OBJECTIVE
Within the listing below, locate all lines containing the word "masażu". Copy each one.

SUPPLIED RECORDS
:::::

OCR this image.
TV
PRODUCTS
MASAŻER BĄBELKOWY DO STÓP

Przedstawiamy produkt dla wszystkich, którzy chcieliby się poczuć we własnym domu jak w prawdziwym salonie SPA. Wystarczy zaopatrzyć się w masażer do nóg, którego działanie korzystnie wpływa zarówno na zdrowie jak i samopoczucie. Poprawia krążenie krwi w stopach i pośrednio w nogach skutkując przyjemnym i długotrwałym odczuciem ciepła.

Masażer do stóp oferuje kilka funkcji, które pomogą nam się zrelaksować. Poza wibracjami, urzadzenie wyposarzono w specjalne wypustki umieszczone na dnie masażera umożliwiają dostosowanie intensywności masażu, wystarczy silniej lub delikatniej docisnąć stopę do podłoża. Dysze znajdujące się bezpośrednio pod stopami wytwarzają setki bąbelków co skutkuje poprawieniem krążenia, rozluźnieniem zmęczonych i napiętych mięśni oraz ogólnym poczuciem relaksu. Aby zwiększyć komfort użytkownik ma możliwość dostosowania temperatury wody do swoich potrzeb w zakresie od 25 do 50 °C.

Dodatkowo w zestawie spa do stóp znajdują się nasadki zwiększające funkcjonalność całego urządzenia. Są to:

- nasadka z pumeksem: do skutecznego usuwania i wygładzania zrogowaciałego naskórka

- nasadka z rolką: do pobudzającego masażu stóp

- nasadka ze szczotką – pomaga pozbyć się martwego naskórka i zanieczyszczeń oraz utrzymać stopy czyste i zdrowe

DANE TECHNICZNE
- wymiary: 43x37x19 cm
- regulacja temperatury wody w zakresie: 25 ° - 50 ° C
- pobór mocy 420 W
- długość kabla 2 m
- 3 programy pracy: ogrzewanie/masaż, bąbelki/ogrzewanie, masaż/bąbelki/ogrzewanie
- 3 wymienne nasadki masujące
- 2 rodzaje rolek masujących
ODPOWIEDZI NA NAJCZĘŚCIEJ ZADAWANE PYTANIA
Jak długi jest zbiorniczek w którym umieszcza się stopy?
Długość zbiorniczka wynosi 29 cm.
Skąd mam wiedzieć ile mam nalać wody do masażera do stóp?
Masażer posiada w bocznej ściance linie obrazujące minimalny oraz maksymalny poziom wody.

:::::

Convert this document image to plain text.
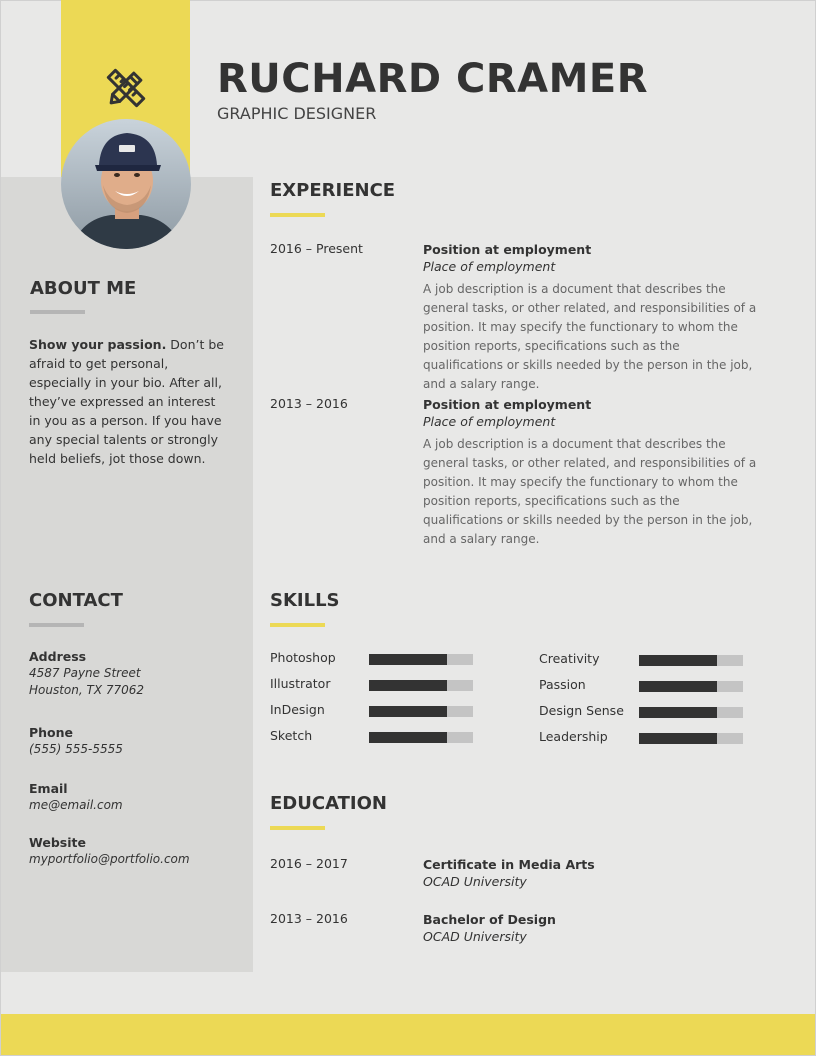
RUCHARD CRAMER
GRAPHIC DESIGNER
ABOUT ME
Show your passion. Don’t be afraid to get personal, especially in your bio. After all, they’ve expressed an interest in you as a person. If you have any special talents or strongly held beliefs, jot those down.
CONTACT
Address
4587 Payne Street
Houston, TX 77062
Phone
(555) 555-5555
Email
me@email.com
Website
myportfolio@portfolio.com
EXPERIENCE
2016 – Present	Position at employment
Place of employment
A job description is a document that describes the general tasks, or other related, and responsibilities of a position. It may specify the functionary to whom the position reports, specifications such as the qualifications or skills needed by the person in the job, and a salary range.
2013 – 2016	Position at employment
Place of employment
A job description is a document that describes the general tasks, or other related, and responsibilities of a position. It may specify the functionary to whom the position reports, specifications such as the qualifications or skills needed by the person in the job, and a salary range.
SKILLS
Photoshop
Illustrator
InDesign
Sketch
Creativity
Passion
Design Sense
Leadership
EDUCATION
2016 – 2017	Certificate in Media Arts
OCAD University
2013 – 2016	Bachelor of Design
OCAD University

:::::

REPLY
Masażer do stóp oferuje kilka funkcji, które pomogą nam się zrelaksować. Poza wibracjami, urzadzenie wyposarzono w specjalne wypustki umieszczone na dnie masażera umożliwiają dostosowanie intensywności masażu, wystarczy silniej lub delikatniej docisnąć stopę do podłoża. Dysze znajdujące się bezpośrednio pod stopami wytwarzają setki bąbelków co skutkuje poprawieniem krążenia, rozluźnieniem zmęczonych i napiętych mięśni oraz ogólnym poczuciem relaksu. Aby zwiększyć komfort użytkownik ma możliwość dostosowania temperatury wody do swoich potrzeb w zakresie od 25 do 50 °C.
- nasadka z rolką: do pobudzającego masażu stóp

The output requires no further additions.